» **Given problem**:
Where a line below holds the string "color", copy that line.

________________________________________

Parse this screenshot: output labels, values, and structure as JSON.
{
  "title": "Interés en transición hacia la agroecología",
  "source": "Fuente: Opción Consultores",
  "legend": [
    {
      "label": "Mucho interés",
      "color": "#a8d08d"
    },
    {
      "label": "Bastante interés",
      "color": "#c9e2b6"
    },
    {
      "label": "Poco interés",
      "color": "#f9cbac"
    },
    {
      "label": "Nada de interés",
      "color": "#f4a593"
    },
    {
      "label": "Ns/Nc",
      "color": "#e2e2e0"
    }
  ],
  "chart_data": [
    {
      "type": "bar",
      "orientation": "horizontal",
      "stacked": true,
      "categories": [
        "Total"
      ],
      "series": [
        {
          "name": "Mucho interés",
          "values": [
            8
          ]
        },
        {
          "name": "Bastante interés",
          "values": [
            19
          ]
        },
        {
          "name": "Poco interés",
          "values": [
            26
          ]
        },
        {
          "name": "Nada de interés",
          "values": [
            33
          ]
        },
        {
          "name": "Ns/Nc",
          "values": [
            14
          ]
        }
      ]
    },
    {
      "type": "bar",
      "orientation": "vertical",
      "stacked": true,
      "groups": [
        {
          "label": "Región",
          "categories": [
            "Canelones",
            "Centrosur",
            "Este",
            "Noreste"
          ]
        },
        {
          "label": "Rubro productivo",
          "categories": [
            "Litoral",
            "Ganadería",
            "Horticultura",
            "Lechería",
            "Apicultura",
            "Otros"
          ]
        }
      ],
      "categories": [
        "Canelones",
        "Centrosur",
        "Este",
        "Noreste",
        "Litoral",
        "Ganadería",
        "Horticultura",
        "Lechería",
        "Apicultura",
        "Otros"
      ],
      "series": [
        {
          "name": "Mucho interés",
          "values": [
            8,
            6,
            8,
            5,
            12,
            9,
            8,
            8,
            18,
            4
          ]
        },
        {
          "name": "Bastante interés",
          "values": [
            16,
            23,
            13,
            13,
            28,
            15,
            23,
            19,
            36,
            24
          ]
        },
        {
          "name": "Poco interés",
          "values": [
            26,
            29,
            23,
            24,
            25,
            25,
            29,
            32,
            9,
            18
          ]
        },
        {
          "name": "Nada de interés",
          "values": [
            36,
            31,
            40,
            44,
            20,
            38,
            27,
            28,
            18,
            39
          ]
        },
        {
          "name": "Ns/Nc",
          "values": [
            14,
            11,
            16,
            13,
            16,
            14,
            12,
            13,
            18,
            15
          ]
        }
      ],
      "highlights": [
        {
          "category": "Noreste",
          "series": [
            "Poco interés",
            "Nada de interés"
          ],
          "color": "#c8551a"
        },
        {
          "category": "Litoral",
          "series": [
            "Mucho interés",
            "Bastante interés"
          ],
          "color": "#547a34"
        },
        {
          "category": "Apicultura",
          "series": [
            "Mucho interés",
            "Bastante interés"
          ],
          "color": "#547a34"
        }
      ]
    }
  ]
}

________________________________________

» **Answer to the task**:
      "color": "#a8d08d"
      "color": "#c9e2b6"
      "color": "#f9cbac"
      "color": "#f4a593"
      "color": "#e2e2e0"
          "color": "#c8551a"
          "color": "#547a34"
          "color": "#547a34"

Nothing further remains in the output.